### Texto mostrado
━━━
Estuve enfermo. Así de taxativo lo dijo, mientras todos alrededor se miraban unos a otros sin saber qué decir. Pero luego redondeó todavía más una extraña lista de cosas que a todas luces resultaban incomprensibles. Era una retahíla de desgracias encadenadas unas con otras como quien relata sus desventuras en una película de miedo. Estuve enfermo. Esta era la realidad. Y ¿de qué enfermedad? Entonces él dijo: de todas. Porque toda dolencia que sufra cualquier persona me duele a mí también. La mirada de aquellos contertulios albergaba su pregunta secreta que nadie se atrevía a formular. Todos quedaron en vilo ante lo que no sabían por dónde podría llegar ni en qué consistiría.
Esta escena sucedía en un rincón de aquella Palestina lejana hace ya más de veinte siglos, cuando Jesús espetó sin anestesia a sus amigos los principios de su divina solidaridad. Por ese motivo comenzaba esta provocación con una amable expresión que captaba la atención más llena de benevolencia: venid a mí, benditos de mi Padre… porque estuve enfermo con todas las penurias que te dejan molido el cuerpo con el miedo que atenaza, y tuve hambre y sed de tantas cosas necesarias, me encarcelaron sin derechos pisando mi libertad, me expulsaron de mi tierra condenándome a ser un paria si patria como extranjero errante, me despojaron de mis ropas hasta desnudar mi dignidad…
Era necesaria una aclaración urgente. Pero no encontraron otra explicación que la de un Maestro cercano hasta el extremo de toda situación de riesgo que pone a prueba nuestra esperanza. Él mostraba con los hechos que con nuestras lágrimas hacía su propio llanto, y con nuestras alegrías dibujaba en su rostro la mejor de las sonrisas. Suyos nuestros pesares pesarosos, suyo nuestro brindis de fiesta.
━━━
### Objetivo del ejercicio
Reproduce sin cambios el fragmento del texto sobre la solidaridad de Jesús que va desde "Estuve enfermo. Así" hasta "en qué consistiría.".
━━━
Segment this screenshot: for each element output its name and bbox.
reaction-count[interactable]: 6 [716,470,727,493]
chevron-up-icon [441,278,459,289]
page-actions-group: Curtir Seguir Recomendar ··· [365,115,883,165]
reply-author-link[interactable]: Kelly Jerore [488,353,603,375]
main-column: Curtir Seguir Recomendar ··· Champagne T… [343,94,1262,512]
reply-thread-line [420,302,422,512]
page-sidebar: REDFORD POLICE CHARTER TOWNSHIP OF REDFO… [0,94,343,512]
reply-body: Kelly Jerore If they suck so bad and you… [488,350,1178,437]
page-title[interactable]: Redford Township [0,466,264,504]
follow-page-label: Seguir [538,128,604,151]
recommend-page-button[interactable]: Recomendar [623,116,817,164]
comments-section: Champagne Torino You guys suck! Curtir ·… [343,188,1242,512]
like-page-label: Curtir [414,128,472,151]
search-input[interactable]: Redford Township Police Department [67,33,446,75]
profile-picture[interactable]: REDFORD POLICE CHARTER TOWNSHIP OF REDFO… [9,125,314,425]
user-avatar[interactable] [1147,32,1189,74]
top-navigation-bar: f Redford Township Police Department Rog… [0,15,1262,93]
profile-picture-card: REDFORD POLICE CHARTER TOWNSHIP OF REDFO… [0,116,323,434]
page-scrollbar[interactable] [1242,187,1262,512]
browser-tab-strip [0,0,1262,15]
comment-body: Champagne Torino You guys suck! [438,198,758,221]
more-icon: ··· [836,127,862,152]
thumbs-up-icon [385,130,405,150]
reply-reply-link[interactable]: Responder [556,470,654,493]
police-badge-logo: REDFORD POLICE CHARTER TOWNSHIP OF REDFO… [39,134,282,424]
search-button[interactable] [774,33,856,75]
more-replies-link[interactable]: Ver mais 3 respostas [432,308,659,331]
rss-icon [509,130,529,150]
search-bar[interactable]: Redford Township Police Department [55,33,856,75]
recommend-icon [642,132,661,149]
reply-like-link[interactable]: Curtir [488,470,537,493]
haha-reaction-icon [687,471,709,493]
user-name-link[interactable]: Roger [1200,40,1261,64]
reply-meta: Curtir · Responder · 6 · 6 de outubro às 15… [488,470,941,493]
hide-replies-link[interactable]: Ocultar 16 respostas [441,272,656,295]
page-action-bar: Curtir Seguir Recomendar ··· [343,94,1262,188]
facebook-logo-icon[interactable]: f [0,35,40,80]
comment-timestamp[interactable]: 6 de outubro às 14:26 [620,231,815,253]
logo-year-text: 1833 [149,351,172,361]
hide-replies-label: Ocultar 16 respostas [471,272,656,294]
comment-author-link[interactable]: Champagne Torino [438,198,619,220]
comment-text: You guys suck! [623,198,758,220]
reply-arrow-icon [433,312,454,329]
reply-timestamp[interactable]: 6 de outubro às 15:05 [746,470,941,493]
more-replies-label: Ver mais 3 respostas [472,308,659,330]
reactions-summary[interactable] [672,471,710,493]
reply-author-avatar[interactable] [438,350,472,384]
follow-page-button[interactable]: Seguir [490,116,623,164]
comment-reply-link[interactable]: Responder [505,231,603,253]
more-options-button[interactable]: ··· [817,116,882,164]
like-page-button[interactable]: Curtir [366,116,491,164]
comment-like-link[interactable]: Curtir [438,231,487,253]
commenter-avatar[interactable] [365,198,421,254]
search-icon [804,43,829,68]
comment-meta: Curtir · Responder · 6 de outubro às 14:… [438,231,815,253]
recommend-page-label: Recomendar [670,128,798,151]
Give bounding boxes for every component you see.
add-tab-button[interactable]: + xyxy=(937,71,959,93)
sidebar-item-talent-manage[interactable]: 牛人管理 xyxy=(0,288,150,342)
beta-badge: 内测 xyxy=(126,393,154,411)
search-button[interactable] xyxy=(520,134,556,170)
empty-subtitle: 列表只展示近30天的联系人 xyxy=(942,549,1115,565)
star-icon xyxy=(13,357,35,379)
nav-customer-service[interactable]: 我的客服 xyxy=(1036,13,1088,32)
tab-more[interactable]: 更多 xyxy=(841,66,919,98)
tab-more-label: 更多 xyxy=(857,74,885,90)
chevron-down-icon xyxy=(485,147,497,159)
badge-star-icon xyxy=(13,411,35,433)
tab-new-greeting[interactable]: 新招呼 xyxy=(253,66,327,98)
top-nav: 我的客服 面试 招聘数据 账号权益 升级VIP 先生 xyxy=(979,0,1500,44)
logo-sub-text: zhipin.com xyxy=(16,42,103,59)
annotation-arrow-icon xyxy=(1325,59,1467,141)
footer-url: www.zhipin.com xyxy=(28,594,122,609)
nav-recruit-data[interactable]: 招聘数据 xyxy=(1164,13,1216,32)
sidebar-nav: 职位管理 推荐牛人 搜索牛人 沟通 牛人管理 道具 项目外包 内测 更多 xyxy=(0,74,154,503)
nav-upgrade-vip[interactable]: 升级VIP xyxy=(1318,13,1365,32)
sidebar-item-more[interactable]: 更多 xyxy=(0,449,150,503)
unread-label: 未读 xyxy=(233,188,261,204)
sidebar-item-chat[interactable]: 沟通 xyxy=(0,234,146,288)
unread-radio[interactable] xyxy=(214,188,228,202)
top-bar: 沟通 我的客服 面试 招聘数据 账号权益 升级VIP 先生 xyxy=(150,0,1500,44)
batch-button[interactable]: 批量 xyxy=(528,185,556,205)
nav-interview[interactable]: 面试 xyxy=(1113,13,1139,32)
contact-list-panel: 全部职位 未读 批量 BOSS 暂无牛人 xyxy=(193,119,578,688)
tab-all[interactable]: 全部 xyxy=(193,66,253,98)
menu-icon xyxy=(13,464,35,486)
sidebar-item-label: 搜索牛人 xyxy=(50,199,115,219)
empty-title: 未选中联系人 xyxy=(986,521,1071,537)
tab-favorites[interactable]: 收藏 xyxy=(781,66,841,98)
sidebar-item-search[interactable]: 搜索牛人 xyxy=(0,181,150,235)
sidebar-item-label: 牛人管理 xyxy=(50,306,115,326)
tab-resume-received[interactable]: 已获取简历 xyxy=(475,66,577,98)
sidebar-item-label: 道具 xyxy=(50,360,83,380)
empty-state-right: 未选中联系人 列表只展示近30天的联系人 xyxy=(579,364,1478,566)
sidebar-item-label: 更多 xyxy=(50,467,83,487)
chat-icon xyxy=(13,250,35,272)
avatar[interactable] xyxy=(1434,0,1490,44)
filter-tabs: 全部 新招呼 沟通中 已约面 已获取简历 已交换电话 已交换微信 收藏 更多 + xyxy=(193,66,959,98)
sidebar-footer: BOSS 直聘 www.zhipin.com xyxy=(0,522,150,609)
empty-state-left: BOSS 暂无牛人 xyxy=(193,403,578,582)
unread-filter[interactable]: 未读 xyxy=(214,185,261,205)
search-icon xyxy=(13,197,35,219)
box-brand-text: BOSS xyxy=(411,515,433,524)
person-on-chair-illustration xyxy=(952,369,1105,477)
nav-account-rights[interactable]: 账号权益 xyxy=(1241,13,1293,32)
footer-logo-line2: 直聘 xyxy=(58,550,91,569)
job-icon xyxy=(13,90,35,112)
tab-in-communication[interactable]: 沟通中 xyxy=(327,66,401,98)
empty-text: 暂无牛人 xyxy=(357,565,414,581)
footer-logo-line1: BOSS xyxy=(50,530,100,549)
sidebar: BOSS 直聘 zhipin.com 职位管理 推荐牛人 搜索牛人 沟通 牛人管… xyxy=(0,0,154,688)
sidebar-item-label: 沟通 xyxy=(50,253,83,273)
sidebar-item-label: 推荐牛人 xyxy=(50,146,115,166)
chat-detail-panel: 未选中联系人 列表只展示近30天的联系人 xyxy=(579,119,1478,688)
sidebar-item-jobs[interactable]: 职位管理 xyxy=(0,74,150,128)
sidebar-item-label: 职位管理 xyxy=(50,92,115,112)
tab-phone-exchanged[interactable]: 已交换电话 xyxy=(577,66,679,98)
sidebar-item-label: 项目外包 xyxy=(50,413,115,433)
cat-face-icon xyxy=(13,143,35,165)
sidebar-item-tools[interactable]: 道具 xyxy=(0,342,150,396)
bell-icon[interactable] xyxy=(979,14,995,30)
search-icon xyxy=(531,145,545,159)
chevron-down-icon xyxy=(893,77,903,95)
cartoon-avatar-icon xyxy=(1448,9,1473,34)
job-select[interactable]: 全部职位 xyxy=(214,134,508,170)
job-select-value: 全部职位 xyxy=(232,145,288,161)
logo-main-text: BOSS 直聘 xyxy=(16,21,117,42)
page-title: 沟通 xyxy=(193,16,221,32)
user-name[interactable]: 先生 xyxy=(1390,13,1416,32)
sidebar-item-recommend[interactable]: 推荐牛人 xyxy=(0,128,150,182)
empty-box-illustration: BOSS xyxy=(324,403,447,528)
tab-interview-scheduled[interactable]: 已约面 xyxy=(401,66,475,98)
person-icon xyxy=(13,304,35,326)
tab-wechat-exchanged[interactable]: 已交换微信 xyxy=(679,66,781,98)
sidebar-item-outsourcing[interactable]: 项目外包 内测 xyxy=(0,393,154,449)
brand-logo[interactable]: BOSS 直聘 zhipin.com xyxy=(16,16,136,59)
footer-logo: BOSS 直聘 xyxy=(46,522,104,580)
━━━
### Respuesta del ejercicio
Estuve enfermo. Así de taxativo lo dijo, mientras todos alrededor se miraban unos a otros sin saber qué decir. Pero luego redondeó todavía más una extraña lista de cosas que a todas luces resultaban incomprensibles. Era una retahíla de desgracias encadenadas unas con otras como quien relata sus desventuras en una película de miedo. Estuve enfermo. Esta era la realidad. Y ¿de qué enfermedad? Entonces él dijo: de todas. Porque toda dolencia que sufra cualquier persona me duele a mí también. La mirada de aquellos contertulios albergaba su pregunta secreta que nadie se atrevía a formular. Todos quedaron en vilo ante lo que no sabían por dónde podría llegar ni en qué consistiría.